--- begin Given records ---
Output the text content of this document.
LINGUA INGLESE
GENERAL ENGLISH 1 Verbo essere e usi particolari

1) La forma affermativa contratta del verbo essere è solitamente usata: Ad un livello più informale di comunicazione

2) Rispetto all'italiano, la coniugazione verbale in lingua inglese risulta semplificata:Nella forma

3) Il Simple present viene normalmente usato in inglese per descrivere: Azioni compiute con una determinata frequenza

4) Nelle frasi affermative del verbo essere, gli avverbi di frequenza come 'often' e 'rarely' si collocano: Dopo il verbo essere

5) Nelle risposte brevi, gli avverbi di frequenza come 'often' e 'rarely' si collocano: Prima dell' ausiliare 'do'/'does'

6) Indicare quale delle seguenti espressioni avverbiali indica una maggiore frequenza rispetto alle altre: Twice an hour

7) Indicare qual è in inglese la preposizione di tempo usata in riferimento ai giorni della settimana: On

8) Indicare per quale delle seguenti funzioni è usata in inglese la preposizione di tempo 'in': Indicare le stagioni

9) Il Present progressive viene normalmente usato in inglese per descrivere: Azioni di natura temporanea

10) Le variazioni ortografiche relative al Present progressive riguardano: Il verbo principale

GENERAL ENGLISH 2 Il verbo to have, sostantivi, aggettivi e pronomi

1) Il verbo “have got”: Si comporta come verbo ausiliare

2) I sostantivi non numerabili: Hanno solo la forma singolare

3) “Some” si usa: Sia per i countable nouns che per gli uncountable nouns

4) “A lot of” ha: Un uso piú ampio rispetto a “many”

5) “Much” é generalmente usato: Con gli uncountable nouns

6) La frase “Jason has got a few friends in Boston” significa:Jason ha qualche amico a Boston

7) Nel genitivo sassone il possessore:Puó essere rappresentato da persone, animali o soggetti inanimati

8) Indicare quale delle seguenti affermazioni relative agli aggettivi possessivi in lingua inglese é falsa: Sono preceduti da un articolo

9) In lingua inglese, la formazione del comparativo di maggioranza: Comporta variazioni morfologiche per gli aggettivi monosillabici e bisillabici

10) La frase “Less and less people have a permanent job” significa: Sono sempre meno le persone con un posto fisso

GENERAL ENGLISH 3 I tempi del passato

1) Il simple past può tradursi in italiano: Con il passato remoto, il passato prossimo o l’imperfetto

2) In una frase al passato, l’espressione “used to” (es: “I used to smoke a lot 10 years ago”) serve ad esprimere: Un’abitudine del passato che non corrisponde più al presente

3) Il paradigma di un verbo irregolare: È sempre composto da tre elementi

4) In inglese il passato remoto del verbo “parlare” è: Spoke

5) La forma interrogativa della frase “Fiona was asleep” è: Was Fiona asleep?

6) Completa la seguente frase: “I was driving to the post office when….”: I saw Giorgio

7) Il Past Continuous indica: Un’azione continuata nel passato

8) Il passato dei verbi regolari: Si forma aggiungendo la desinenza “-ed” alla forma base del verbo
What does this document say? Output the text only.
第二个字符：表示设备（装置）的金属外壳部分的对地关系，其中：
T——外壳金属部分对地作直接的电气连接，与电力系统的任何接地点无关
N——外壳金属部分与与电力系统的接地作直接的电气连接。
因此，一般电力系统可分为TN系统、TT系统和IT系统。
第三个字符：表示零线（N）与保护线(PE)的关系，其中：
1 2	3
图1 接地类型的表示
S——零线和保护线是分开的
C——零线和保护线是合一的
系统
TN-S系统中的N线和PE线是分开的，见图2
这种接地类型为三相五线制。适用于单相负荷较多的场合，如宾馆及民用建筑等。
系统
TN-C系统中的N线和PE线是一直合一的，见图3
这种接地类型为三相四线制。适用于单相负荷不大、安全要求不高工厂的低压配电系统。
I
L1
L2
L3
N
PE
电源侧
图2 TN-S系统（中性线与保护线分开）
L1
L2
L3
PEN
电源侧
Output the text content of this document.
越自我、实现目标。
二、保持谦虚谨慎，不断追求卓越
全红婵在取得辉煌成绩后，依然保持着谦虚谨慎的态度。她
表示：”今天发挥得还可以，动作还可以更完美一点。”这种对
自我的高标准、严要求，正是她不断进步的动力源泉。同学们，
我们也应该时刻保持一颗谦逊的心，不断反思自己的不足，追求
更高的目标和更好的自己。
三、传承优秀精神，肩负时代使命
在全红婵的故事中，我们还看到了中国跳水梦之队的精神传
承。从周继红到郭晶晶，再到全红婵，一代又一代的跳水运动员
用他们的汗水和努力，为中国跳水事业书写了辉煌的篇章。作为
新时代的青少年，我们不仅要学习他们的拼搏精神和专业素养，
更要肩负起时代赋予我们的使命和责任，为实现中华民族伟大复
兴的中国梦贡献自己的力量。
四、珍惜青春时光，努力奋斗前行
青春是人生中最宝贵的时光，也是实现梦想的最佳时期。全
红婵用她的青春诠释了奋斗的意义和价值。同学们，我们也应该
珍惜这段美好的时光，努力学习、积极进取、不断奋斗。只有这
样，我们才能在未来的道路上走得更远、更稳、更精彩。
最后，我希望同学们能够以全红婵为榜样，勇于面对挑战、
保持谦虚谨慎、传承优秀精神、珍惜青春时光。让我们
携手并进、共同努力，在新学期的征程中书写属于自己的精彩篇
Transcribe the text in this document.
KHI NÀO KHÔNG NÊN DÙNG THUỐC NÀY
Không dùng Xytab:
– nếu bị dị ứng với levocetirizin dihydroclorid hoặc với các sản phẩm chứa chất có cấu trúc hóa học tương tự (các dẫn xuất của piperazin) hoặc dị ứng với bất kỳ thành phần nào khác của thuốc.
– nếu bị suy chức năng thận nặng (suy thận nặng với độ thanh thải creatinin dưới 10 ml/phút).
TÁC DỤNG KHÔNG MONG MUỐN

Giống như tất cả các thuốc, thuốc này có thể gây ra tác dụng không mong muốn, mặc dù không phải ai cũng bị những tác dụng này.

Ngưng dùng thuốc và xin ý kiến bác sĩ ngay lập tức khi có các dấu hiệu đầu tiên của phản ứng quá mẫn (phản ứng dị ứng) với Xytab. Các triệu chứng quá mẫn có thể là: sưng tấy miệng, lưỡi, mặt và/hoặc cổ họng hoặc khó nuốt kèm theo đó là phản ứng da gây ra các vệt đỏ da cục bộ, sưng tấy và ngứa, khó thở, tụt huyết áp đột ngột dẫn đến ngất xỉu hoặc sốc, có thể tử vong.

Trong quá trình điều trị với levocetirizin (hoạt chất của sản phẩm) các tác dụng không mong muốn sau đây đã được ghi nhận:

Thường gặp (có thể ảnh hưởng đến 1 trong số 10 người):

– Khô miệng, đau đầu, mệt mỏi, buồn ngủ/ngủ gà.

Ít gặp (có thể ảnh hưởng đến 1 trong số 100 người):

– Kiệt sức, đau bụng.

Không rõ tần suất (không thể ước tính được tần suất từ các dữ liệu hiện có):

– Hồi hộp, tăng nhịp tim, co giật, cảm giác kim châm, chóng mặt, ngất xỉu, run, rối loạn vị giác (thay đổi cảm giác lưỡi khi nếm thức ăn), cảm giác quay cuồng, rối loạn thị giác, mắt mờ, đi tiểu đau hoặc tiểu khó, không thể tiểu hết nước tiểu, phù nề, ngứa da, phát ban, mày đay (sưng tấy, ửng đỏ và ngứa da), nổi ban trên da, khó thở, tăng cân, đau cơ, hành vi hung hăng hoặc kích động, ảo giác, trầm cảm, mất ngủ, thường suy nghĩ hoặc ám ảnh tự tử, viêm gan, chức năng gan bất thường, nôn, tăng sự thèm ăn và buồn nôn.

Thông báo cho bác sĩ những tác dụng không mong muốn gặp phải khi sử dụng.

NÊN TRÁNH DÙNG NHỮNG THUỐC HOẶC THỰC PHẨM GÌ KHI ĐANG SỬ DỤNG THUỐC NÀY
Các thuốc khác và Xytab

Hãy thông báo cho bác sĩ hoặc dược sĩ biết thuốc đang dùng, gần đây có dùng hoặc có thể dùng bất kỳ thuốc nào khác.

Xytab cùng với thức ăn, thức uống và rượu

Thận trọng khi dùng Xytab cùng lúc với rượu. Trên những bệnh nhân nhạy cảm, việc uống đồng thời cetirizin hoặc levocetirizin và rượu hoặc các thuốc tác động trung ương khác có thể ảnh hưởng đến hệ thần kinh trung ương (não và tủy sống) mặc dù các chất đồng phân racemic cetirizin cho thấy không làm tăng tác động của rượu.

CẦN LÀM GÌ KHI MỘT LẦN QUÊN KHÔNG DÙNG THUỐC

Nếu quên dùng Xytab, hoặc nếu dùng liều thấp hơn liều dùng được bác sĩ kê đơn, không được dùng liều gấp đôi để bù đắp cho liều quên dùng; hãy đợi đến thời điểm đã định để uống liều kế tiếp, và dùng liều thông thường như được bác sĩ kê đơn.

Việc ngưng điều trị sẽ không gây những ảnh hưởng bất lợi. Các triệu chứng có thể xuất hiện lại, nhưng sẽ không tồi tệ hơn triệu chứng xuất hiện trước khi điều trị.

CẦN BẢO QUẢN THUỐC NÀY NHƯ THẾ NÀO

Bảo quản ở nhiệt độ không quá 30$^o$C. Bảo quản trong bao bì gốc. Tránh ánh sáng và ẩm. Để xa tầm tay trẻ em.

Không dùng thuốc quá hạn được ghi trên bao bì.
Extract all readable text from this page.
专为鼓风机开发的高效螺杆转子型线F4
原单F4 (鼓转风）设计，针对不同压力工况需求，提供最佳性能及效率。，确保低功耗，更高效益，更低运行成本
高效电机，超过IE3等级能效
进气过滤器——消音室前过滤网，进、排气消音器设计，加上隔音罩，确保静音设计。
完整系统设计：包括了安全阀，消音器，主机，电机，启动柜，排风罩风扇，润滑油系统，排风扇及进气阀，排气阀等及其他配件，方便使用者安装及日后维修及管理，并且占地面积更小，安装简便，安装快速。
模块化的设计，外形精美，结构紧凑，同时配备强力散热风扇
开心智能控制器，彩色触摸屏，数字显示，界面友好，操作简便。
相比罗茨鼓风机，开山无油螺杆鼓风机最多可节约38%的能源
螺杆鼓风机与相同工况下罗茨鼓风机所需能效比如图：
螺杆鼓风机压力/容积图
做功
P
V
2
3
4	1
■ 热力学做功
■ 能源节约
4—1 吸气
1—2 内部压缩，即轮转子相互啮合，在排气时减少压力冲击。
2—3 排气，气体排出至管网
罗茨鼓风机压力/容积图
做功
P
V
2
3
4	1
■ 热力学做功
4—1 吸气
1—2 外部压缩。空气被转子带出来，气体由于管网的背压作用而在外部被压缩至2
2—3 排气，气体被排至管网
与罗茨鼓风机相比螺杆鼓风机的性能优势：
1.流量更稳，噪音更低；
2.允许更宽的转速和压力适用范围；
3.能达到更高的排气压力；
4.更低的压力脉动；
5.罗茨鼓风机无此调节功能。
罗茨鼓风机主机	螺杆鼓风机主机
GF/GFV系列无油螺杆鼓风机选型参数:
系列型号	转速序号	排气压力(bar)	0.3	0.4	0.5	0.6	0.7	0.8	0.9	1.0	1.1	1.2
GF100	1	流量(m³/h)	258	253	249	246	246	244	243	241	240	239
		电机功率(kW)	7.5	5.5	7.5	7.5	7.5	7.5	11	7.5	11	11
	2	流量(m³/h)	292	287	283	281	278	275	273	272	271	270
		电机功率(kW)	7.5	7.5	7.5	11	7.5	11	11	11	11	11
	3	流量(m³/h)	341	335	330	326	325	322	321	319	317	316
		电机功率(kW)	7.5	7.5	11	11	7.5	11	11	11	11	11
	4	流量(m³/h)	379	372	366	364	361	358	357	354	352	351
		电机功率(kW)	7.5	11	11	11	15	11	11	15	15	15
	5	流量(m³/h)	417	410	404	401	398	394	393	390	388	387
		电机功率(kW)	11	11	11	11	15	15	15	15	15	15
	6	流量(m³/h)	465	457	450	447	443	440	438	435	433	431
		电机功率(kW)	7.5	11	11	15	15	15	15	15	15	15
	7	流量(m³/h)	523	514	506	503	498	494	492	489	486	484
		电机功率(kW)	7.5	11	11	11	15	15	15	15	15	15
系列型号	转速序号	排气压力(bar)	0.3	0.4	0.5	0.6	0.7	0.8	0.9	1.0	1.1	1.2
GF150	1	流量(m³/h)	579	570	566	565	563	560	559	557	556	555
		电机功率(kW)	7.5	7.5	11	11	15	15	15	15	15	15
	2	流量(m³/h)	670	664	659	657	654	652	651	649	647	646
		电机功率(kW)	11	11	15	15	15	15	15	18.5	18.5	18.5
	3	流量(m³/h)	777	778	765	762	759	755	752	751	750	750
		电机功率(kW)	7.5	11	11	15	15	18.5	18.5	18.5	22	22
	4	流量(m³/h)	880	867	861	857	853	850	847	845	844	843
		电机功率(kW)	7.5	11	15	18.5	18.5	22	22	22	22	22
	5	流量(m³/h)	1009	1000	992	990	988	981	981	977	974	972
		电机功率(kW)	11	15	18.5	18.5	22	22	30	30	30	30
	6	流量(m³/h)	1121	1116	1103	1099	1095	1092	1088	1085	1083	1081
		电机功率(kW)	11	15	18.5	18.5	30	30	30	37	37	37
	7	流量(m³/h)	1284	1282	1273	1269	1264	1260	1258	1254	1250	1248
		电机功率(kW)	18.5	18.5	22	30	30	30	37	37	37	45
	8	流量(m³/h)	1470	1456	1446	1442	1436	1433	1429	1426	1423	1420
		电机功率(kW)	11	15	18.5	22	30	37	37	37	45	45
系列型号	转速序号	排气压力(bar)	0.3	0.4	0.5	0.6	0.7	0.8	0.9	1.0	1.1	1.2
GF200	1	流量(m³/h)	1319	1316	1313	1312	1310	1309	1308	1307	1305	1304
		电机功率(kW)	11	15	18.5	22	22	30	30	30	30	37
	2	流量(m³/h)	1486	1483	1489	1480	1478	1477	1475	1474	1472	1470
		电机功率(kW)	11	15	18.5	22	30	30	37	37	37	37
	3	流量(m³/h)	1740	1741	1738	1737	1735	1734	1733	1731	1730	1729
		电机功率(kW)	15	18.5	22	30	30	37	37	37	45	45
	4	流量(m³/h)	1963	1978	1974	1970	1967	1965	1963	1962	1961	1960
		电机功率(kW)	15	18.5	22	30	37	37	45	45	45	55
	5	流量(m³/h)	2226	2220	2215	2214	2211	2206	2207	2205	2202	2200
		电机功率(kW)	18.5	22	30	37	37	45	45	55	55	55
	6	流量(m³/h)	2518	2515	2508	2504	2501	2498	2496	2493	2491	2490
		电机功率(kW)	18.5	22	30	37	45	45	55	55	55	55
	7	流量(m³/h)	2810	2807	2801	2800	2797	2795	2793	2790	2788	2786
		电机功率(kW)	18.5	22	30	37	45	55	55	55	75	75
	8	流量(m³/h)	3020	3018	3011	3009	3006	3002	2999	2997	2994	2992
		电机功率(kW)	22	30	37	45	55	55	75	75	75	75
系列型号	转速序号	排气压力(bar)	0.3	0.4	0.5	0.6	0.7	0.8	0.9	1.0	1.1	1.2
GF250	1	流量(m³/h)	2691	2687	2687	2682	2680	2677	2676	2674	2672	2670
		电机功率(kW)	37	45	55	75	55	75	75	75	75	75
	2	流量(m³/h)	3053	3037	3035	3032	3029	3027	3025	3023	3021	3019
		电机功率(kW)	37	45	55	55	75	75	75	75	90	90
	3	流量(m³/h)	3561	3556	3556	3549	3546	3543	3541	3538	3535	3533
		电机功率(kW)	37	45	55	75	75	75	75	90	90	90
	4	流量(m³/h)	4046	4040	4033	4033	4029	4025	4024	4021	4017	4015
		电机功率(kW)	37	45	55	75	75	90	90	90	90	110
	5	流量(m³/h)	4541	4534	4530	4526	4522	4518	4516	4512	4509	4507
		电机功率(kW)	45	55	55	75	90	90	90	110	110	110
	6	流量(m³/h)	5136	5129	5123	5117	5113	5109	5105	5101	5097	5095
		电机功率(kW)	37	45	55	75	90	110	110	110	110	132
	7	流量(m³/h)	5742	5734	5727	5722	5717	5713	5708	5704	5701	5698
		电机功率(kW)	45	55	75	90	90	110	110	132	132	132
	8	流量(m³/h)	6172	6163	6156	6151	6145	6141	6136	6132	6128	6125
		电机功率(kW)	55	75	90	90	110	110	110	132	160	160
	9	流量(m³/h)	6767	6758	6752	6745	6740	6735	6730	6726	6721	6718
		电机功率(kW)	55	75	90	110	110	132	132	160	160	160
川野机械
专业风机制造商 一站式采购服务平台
--- end Given records ---
▸ **What is required**
Copy out every line in the entries above that holds "cùng".

▸ **Answer to this exercise**
Xytab cùng với thức ăn, thức uống và rượu
Thận trọng khi dùng Xytab cùng lúc với rượu. Trên những bệnh nhân nhạy cảm, việc uống đồng thời cetirizin hoặc levocetirizin và rượu hoặc các thuốc tác động trung ương khác có thể ảnh hưởng đến hệ thần kinh trung ương (não và tủy sống) mặc dù các chất đồng phân racemic cetirizin cho thấy không làm tăng tác động của rượu.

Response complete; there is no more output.